### Chart and figure data:
+++

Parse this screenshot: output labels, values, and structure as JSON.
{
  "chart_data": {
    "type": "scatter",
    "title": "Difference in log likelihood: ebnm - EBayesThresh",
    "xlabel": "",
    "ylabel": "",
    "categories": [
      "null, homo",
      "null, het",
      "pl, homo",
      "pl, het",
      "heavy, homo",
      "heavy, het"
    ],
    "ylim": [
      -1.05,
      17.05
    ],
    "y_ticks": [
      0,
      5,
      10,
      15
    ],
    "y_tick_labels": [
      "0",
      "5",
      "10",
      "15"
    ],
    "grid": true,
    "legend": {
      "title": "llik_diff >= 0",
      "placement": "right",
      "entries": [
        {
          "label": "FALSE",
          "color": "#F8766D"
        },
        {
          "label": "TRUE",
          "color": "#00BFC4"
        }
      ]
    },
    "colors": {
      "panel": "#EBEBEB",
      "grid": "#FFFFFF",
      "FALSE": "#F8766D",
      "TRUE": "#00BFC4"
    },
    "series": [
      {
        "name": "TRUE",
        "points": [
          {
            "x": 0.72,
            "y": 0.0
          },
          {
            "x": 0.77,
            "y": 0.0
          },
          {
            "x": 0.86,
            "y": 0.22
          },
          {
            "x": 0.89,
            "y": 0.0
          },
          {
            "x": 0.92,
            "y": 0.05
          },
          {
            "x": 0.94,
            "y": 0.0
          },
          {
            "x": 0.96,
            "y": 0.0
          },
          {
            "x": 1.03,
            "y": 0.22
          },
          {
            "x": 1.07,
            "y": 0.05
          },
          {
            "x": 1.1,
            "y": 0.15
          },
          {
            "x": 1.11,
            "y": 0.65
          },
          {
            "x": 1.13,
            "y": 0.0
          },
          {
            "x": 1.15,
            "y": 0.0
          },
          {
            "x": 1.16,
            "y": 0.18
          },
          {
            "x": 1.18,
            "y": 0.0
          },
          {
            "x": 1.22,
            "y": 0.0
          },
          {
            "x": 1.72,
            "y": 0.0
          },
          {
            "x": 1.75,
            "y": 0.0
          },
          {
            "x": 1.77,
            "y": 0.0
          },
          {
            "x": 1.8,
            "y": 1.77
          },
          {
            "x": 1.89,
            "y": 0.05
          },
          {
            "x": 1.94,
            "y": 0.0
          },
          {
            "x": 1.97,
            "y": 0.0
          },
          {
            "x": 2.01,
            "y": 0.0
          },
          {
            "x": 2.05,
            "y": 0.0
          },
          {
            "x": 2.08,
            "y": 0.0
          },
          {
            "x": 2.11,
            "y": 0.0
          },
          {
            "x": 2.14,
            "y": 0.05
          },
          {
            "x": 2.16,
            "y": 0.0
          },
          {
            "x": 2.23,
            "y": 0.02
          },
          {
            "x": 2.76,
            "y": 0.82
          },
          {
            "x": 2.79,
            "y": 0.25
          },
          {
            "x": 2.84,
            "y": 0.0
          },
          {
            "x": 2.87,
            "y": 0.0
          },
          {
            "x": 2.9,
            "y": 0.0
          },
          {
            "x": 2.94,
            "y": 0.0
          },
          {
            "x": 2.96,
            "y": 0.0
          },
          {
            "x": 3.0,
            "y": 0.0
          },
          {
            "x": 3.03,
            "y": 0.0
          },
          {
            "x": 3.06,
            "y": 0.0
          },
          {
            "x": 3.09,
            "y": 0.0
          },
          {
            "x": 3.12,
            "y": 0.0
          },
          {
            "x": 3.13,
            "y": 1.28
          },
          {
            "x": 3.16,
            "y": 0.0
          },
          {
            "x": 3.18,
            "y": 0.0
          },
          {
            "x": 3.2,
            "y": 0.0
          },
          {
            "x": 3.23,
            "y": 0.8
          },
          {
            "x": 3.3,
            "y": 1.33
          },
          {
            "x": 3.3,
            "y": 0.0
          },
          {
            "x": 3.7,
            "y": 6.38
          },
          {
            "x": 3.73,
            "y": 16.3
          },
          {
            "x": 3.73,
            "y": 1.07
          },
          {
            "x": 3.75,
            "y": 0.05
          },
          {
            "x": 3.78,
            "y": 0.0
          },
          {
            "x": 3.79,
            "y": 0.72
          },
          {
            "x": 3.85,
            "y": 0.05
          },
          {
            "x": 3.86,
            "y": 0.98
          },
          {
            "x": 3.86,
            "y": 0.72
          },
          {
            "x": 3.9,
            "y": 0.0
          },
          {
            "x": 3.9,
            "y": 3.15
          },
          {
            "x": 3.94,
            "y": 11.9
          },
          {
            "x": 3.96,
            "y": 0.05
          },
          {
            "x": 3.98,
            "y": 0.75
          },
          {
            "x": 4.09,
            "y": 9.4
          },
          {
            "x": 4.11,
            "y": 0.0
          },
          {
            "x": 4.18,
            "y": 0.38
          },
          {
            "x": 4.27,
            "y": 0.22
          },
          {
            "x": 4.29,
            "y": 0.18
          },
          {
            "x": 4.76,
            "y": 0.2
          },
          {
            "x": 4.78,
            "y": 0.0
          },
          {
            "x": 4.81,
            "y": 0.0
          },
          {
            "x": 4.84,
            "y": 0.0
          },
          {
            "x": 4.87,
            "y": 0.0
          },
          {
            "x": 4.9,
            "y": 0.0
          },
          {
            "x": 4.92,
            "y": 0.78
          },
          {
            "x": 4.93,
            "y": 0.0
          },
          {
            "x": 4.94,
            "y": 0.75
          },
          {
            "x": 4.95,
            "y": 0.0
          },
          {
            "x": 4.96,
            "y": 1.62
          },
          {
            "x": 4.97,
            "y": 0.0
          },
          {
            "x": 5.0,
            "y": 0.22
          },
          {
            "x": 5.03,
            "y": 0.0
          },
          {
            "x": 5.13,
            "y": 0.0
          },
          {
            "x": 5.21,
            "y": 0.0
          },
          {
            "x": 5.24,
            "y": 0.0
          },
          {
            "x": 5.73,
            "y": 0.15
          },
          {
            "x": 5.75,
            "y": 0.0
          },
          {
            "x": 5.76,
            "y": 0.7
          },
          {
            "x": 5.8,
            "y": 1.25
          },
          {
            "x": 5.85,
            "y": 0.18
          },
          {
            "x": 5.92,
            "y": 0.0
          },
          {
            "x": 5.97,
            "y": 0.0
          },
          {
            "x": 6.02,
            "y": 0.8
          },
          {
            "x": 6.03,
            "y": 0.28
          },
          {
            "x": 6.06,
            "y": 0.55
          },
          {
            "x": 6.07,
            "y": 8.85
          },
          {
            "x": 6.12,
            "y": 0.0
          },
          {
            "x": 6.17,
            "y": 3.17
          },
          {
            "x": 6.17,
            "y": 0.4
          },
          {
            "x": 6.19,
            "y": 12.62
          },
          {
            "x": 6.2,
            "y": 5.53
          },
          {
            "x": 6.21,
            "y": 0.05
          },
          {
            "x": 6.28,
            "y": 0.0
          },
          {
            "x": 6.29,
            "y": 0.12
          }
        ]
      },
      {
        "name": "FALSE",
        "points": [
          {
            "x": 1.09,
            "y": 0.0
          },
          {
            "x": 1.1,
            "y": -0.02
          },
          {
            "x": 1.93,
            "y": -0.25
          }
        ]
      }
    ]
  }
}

+++

### WHAT YOU NEED TO DO:
Return each entry from above without altering a single character.

### ANSWER TO THE TASK:
Parse this screenshot: output labels, values, and structure as JSON.
{
  "chart_data": {
    "type": "scatter",
    "title": "Difference in log likelihood: ebnm - EBayesThresh",
    "xlabel": "",
    "ylabel": "",
    "categories": [
      "null, homo",
      "null, het",
      "pl, homo",
      "pl, het",
      "heavy, homo",
      "heavy, het"
    ],
    "ylim": [
      -1.05,
      17.05
    ],
    "y_ticks": [
      0,
      5,
      10,
      15
    ],
    "y_tick_labels": [
      "0",
      "5",
      "10",
      "15"
    ],
    "grid": true,
    "legend": {
      "title": "llik_diff >= 0",
      "placement": "right",
      "entries": [
        {
          "label": "FALSE",
          "color": "#F8766D"
        },
        {
          "label": "TRUE",
          "color": "#00BFC4"
        }
      ]
    },
    "colors": {
      "panel": "#EBEBEB",
      "grid": "#FFFFFF",
      "FALSE": "#F8766D",
      "TRUE": "#00BFC4"
    },
    "series": [
      {
        "name": "TRUE",
        "points": [
          {
            "x": 0.72,
            "y": 0.0
          },
          {
            "x": 0.77,
            "y": 0.0
          },
          {
            "x": 0.86,
            "y": 0.22
          },
          {
            "x": 0.89,
            "y": 0.0
          },
          {
            "x": 0.92,
            "y": 0.05
          },
          {
            "x": 0.94,
            "y": 0.0
          },
          {
            "x": 0.96,
            "y": 0.0
          },
          {
            "x": 1.03,
            "y": 0.22
          },
          {
            "x": 1.07,
            "y": 0.05
          },
          {
            "x": 1.1,
            "y": 0.15
          },
          {
            "x": 1.11,
            "y": 0.65
          },
          {
            "x": 1.13,
            "y": 0.0
          },
          {
            "x": 1.15,
            "y": 0.0
          },
          {
            "x": 1.16,
            "y": 0.18
          },
          {
            "x": 1.18,
            "y": 0.0
          },
          {
            "x": 1.22,
            "y": 0.0
          },
          {
            "x": 1.72,
            "y": 0.0
          },
          {
            "x": 1.75,
            "y": 0.0
          },
          {
            "x": 1.77,
            "y": 0.0
          },
          {
            "x": 1.8,
            "y": 1.77
          },
          {
            "x": 1.89,
            "y": 0.05
          },
          {
            "x": 1.94,
            "y": 0.0
          },
          {
            "x": 1.97,
            "y": 0.0
          },
          {
            "x": 2.01,
            "y": 0.0
          },
          {
            "x": 2.05,
            "y": 0.0
          },
          {
            "x": 2.08,
            "y": 0.0
          },
          {
            "x": 2.11,
            "y": 0.0
          },
          {
            "x": 2.14,
            "y": 0.05
          },
          {
            "x": 2.16,
            "y": 0.0
          },
          {
            "x": 2.23,
            "y": 0.02
          },
          {
            "x": 2.76,
            "y": 0.82
          },
          {
            "x": 2.79,
            "y": 0.25
          },
          {
            "x": 2.84,
            "y": 0.0
          },
          {
            "x": 2.87,
            "y": 0.0
          },
          {
            "x": 2.9,
            "y": 0.0
          },
          {
            "x": 2.94,
            "y": 0.0
          },
          {
            "x": 2.96,
            "y": 0.0
          },
          {
            "x": 3.0,
            "y": 0.0
          },
          {
            "x": 3.03,
            "y": 0.0
          },
          {
            "x": 3.06,
            "y": 0.0
          },
          {
            "x": 3.09,
            "y": 0.0
          },
          {
            "x": 3.12,
            "y": 0.0
          },
          {
            "x": 3.13,
            "y": 1.28
          },
          {
            "x": 3.16,
            "y": 0.0
          },
          {
            "x": 3.18,
            "y": 0.0
          },
          {
            "x": 3.2,
            "y": 0.0
          },
          {
            "x": 3.23,
            "y": 0.8
          },
          {
            "x": 3.3,
            "y": 1.33
          },
          {
            "x": 3.3,
            "y": 0.0
          },
          {
            "x": 3.7,
            "y": 6.38
          },
          {
            "x": 3.73,
            "y": 16.3
          },
          {
            "x": 3.73,
            "y": 1.07
          },
          {
            "x": 3.75,
            "y": 0.05
          },
          {
            "x": 3.78,
            "y": 0.0
          },
          {
            "x": 3.79,
            "y": 0.72
          },
          {
            "x": 3.85,
            "y": 0.05
          },
          {
            "x": 3.86,
            "y": 0.98
          },
          {
            "x": 3.86,
            "y": 0.72
          },
          {
            "x": 3.9,
            "y": 0.0
          },
          {
            "x": 3.9,
            "y": 3.15
          },
          {
            "x": 3.94,
            "y": 11.9
          },
          {
            "x": 3.96,
            "y": 0.05
          },
          {
            "x": 3.98,
            "y": 0.75
          },
          {
            "x": 4.09,
            "y": 9.4
          },
          {
            "x": 4.11,
            "y": 0.0
          },
          {
            "x": 4.18,
            "y": 0.38
          },
          {
            "x": 4.27,
            "y": 0.22
          },
          {
            "x": 4.29,
            "y": 0.18
          },
          {
            "x": 4.76,
            "y": 0.2
          },
          {
            "x": 4.78,
            "y": 0.0
          },
          {
            "x": 4.81,
            "y": 0.0
          },
          {
            "x": 4.84,
            "y": 0.0
          },
          {
            "x": 4.87,
            "y": 0.0
          },
          {
            "x": 4.9,
            "y": 0.0
          },
          {
            "x": 4.92,
            "y": 0.78
          },
          {
            "x": 4.93,
            "y": 0.0
          },
          {
            "x": 4.94,
            "y": 0.75
          },
          {
            "x": 4.95,
            "y": 0.0
          },
          {
            "x": 4.96,
            "y": 1.62
          },
          {
            "x": 4.97,
            "y": 0.0
          },
          {
            "x": 5.0,
            "y": 0.22
          },
          {
            "x": 5.03,
            "y": 0.0
          },
          {
            "x": 5.13,
            "y": 0.0
          },
          {
            "x": 5.21,
            "y": 0.0
          },
          {
            "x": 5.24,
            "y": 0.0
          },
          {
            "x": 5.73,
            "y": 0.15
          },
          {
            "x": 5.75,
            "y": 0.0
          },
          {
            "x": 5.76,
            "y": 0.7
          },
          {
            "x": 5.8,
            "y": 1.25
          },
          {
            "x": 5.85,
            "y": 0.18
          },
          {
            "x": 5.92,
            "y": 0.0
          },
          {
            "x": 5.97,
            "y": 0.0
          },
          {
            "x": 6.02,
            "y": 0.8
          },
          {
            "x": 6.03,
            "y": 0.28
          },
          {
            "x": 6.06,
            "y": 0.55
          },
          {
            "x": 6.07,
            "y": 8.85
          },
          {
            "x": 6.12,
            "y": 0.0
          },
          {
            "x": 6.17,
            "y": 3.17
          },
          {
            "x": 6.17,
            "y": 0.4
          },
          {
            "x": 6.19,
            "y": 12.62
          },
          {
            "x": 6.2,
            "y": 5.53
          },
          {
            "x": 6.21,
            "y": 0.05
          },
          {
            "x": 6.28,
            "y": 0.0
          },
          {
            "x": 6.29,
            "y": 0.12
          }
        ]
      },
      {
        "name": "FALSE",
        "points": [
          {
            "x": 1.09,
            "y": 0.0
          },
          {
            "x": 1.1,
            "y": -0.02
          },
          {
            "x": 1.93,
            "y": -0.25
          }
        ]
      }
    ]
  }
}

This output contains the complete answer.